What you should do
Go through the data and copy every line exactly, but not the images.

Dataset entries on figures
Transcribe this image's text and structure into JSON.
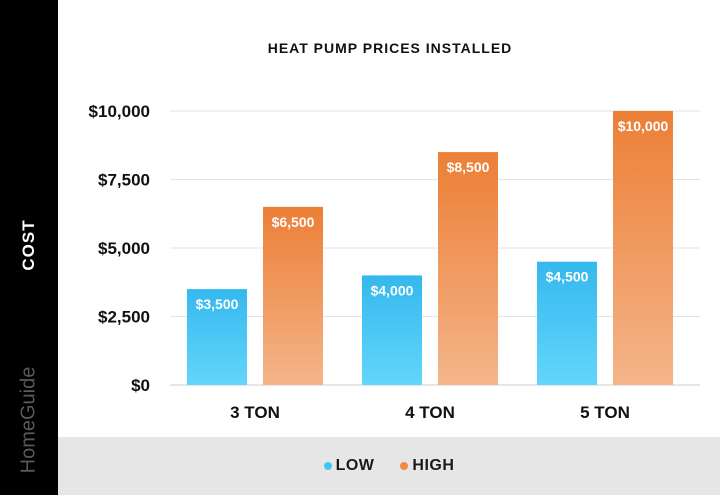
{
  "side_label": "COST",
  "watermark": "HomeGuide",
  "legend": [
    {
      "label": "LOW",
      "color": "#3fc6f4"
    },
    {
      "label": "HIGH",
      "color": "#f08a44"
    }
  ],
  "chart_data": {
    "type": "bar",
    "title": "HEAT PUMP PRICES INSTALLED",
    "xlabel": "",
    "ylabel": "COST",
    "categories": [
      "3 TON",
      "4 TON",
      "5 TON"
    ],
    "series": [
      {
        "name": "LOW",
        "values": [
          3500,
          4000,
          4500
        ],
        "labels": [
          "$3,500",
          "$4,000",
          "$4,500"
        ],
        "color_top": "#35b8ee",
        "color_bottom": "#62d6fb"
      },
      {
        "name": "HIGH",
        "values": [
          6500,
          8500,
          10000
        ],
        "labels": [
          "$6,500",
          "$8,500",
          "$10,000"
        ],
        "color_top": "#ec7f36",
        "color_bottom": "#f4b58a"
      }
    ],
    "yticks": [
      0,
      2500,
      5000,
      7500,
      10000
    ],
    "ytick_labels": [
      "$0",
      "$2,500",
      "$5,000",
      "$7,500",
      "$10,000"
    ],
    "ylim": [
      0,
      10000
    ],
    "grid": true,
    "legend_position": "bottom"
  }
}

Result for this exercise
Transcribe this image's text and structure into JSON.
{
  "side_label": "COST",
  "watermark": "HomeGuide",
  "legend": [
    {
      "label": "LOW",
      "color": "#3fc6f4"
    },
    {
      "label": "HIGH",
      "color": "#f08a44"
    }
  ],
  "chart_data": {
    "type": "bar",
    "title": "HEAT PUMP PRICES INSTALLED",
    "xlabel": "",
    "ylabel": "COST",
    "categories": [
      "3 TON",
      "4 TON",
      "5 TON"
    ],
    "series": [
      {
        "name": "LOW",
        "values": [
          3500,
          4000,
          4500
        ],
        "labels": [
          "$3,500",
          "$4,000",
          "$4,500"
        ],
        "color_top": "#35b8ee",
        "color_bottom": "#62d6fb"
      },
      {
        "name": "HIGH",
        "values": [
          6500,
          8500,
          10000
        ],
        "labels": [
          "$6,500",
          "$8,500",
          "$10,000"
        ],
        "color_top": "#ec7f36",
        "color_bottom": "#f4b58a"
      }
    ],
    "yticks": [
      0,
      2500,
      5000,
      7500,
      10000
    ],
    "ytick_labels": [
      "$0",
      "$2,500",
      "$5,000",
      "$7,500",
      "$10,000"
    ],
    "ylim": [
      0,
      10000
    ],
    "grid": true,
    "legend_position": "bottom"
  }
}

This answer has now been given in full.